▶ **YOUR GOAL**
Select from the data all lines with the word "name".

▶ **WORKING DATA**
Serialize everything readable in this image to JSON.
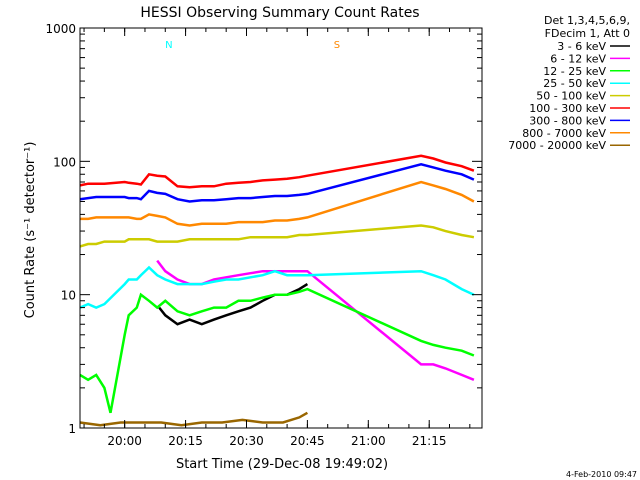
{
  "chart_data": {
    "type": "line",
    "title": "HESSI Observing Summary Count Rates",
    "xlabel": "Start Time (29-Dec-08 19:49:02)",
    "ylabel": "Count Rate (s⁻¹ detector⁻¹)",
    "yscale": "log",
    "ylim": [
      1,
      1000
    ],
    "xlim_minutes": [
      0,
      99
    ],
    "x_ticks": [
      "20:00",
      "20:15",
      "20:30",
      "20:45",
      "21:00",
      "21:15"
    ],
    "x_tick_minutes": [
      11,
      26,
      41,
      56,
      71,
      86
    ],
    "y_ticks": [
      "1",
      "10",
      "100",
      "1000"
    ],
    "y_tick_values": [
      1,
      10,
      100,
      1000
    ],
    "legend_header": [
      "Det 1,3,4,5,6,9,",
      "FDecim 1, Att 0"
    ],
    "legend_position": "right",
    "flag_labels": [
      {
        "text": "N",
        "minute": 19.5,
        "color": "#00ffff"
      },
      {
        "text": "S",
        "minute": 61,
        "color": "#ff8800"
      }
    ],
    "timestamp": "4-Feb-2010 09:47",
    "series": [
      {
        "name": "3 - 6 keV",
        "color": "#000000",
        "points": [
          [
            19.5,
            8
          ],
          [
            21,
            7
          ],
          [
            24,
            6
          ],
          [
            27,
            6.5
          ],
          [
            30,
            6
          ],
          [
            33,
            6.5
          ],
          [
            36,
            7
          ],
          [
            39,
            7.5
          ],
          [
            42,
            8
          ],
          [
            45,
            9
          ],
          [
            48,
            10
          ],
          [
            51,
            10
          ],
          [
            54,
            11
          ],
          [
            56,
            12
          ]
        ]
      },
      {
        "name": "6 - 12 keV",
        "color": "#ff00ff",
        "points": [
          [
            19,
            18
          ],
          [
            21,
            15
          ],
          [
            24,
            13
          ],
          [
            27,
            12
          ],
          [
            30,
            12
          ],
          [
            33,
            13
          ],
          [
            36,
            13.5
          ],
          [
            39,
            14
          ],
          [
            42,
            14.5
          ],
          [
            45,
            15
          ],
          [
            48,
            15
          ],
          [
            51,
            15
          ],
          [
            54,
            15
          ],
          [
            56,
            15
          ],
          [
            84,
            3
          ],
          [
            87,
            3
          ],
          [
            90,
            2.8
          ],
          [
            94,
            2.5
          ],
          [
            97,
            2.3
          ]
        ]
      },
      {
        "name": "12 - 25 keV",
        "color": "#00ff00",
        "points": [
          [
            0,
            2.5
          ],
          [
            2,
            2.3
          ],
          [
            4,
            2.5
          ],
          [
            6,
            2
          ],
          [
            7.5,
            1.3
          ],
          [
            11,
            5
          ],
          [
            12,
            7
          ],
          [
            14,
            8
          ],
          [
            15,
            10
          ],
          [
            17,
            9
          ],
          [
            19,
            8
          ],
          [
            21,
            9
          ],
          [
            24,
            7.5
          ],
          [
            27,
            7
          ],
          [
            30,
            7.5
          ],
          [
            33,
            8
          ],
          [
            36,
            8
          ],
          [
            39,
            9
          ],
          [
            42,
            9
          ],
          [
            45,
            9.5
          ],
          [
            48,
            10
          ],
          [
            51,
            10
          ],
          [
            54,
            10.5
          ],
          [
            56,
            11
          ],
          [
            84,
            4.5
          ],
          [
            87,
            4.2
          ],
          [
            90,
            4
          ],
          [
            94,
            3.8
          ],
          [
            97,
            3.5
          ]
        ]
      },
      {
        "name": "25 - 50 keV",
        "color": "#00ffff",
        "points": [
          [
            0,
            8
          ],
          [
            2,
            8.5
          ],
          [
            4,
            8
          ],
          [
            6,
            8.5
          ],
          [
            11,
            12
          ],
          [
            12,
            13
          ],
          [
            14,
            13
          ],
          [
            15,
            14
          ],
          [
            17,
            16
          ],
          [
            19,
            14
          ],
          [
            21,
            13
          ],
          [
            24,
            12
          ],
          [
            27,
            12
          ],
          [
            30,
            12
          ],
          [
            33,
            12.5
          ],
          [
            36,
            13
          ],
          [
            39,
            13
          ],
          [
            42,
            13.5
          ],
          [
            45,
            14
          ],
          [
            48,
            15
          ],
          [
            51,
            14
          ],
          [
            54,
            14
          ],
          [
            56,
            14
          ],
          [
            84,
            15
          ],
          [
            87,
            14
          ],
          [
            90,
            13
          ],
          [
            94,
            11
          ],
          [
            97,
            10
          ]
        ]
      },
      {
        "name": "50 - 100 keV",
        "color": "#cccc00",
        "points": [
          [
            0,
            23
          ],
          [
            2,
            24
          ],
          [
            4,
            24
          ],
          [
            6,
            25
          ],
          [
            11,
            25
          ],
          [
            12,
            26
          ],
          [
            14,
            26
          ],
          [
            15,
            26
          ],
          [
            17,
            26
          ],
          [
            19,
            25
          ],
          [
            21,
            25
          ],
          [
            24,
            25
          ],
          [
            27,
            26
          ],
          [
            30,
            26
          ],
          [
            33,
            26
          ],
          [
            36,
            26
          ],
          [
            39,
            26
          ],
          [
            42,
            27
          ],
          [
            45,
            27
          ],
          [
            48,
            27
          ],
          [
            51,
            27
          ],
          [
            54,
            28
          ],
          [
            56,
            28
          ],
          [
            84,
            33
          ],
          [
            87,
            32
          ],
          [
            90,
            30
          ],
          [
            94,
            28
          ],
          [
            97,
            27
          ]
        ]
      },
      {
        "name": "100 - 300 keV",
        "color": "#ff0000",
        "points": [
          [
            0,
            66
          ],
          [
            2,
            68
          ],
          [
            4,
            68
          ],
          [
            6,
            68
          ],
          [
            11,
            70
          ],
          [
            12,
            69
          ],
          [
            14,
            68
          ],
          [
            15,
            67
          ],
          [
            17,
            80
          ],
          [
            19,
            78
          ],
          [
            21,
            77
          ],
          [
            24,
            65
          ],
          [
            27,
            64
          ],
          [
            30,
            65
          ],
          [
            33,
            65
          ],
          [
            36,
            68
          ],
          [
            39,
            69
          ],
          [
            42,
            70
          ],
          [
            45,
            72
          ],
          [
            48,
            73
          ],
          [
            51,
            74
          ],
          [
            54,
            76
          ],
          [
            56,
            78
          ],
          [
            84,
            110
          ],
          [
            87,
            105
          ],
          [
            90,
            98
          ],
          [
            94,
            92
          ],
          [
            97,
            85
          ]
        ]
      },
      {
        "name": "300 - 800 keV",
        "color": "#0000ff",
        "points": [
          [
            0,
            52
          ],
          [
            2,
            53
          ],
          [
            4,
            54
          ],
          [
            6,
            54
          ],
          [
            11,
            54
          ],
          [
            12,
            53
          ],
          [
            14,
            53
          ],
          [
            15,
            52
          ],
          [
            17,
            60
          ],
          [
            19,
            58
          ],
          [
            21,
            57
          ],
          [
            24,
            52
          ],
          [
            27,
            50
          ],
          [
            30,
            51
          ],
          [
            33,
            51
          ],
          [
            36,
            52
          ],
          [
            39,
            53
          ],
          [
            42,
            53
          ],
          [
            45,
            54
          ],
          [
            48,
            55
          ],
          [
            51,
            55
          ],
          [
            54,
            56
          ],
          [
            56,
            57
          ],
          [
            84,
            95
          ],
          [
            87,
            90
          ],
          [
            90,
            85
          ],
          [
            94,
            80
          ],
          [
            97,
            73
          ]
        ]
      },
      {
        "name": "800 - 7000 keV",
        "color": "#ff8800",
        "points": [
          [
            0,
            37
          ],
          [
            2,
            37
          ],
          [
            4,
            38
          ],
          [
            6,
            38
          ],
          [
            11,
            38
          ],
          [
            12,
            38
          ],
          [
            14,
            37
          ],
          [
            15,
            37
          ],
          [
            17,
            40
          ],
          [
            19,
            39
          ],
          [
            21,
            38
          ],
          [
            24,
            34
          ],
          [
            27,
            33
          ],
          [
            30,
            34
          ],
          [
            33,
            34
          ],
          [
            36,
            34
          ],
          [
            39,
            35
          ],
          [
            42,
            35
          ],
          [
            45,
            35
          ],
          [
            48,
            36
          ],
          [
            51,
            36
          ],
          [
            54,
            37
          ],
          [
            56,
            38
          ],
          [
            84,
            70
          ],
          [
            87,
            66
          ],
          [
            90,
            62
          ],
          [
            94,
            56
          ],
          [
            97,
            50
          ]
        ]
      },
      {
        "name": "7000 - 20000 keV",
        "color": "#996600",
        "points": [
          [
            0,
            1.1
          ],
          [
            5,
            1.05
          ],
          [
            10,
            1.1
          ],
          [
            20,
            1.1
          ],
          [
            25,
            1.05
          ],
          [
            30,
            1.1
          ],
          [
            35,
            1.1
          ],
          [
            40,
            1.15
          ],
          [
            45,
            1.1
          ],
          [
            50,
            1.1
          ],
          [
            54,
            1.2
          ],
          [
            56,
            1.3
          ]
        ]
      }
    ]
  }
}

▶ **PROBLEM SOLUTION**
        "name": "3 - 6 keV",
        "name": "6 - 12 keV",
        "name": "12 - 25 keV",
        "name": "25 - 50 keV",
        "name": "50 - 100 keV",
        "name": "100 - 300 keV",
        "name": "300 - 800 keV",
        "name": "800 - 7000 keV",
        "name": "7000 - 20000 keV",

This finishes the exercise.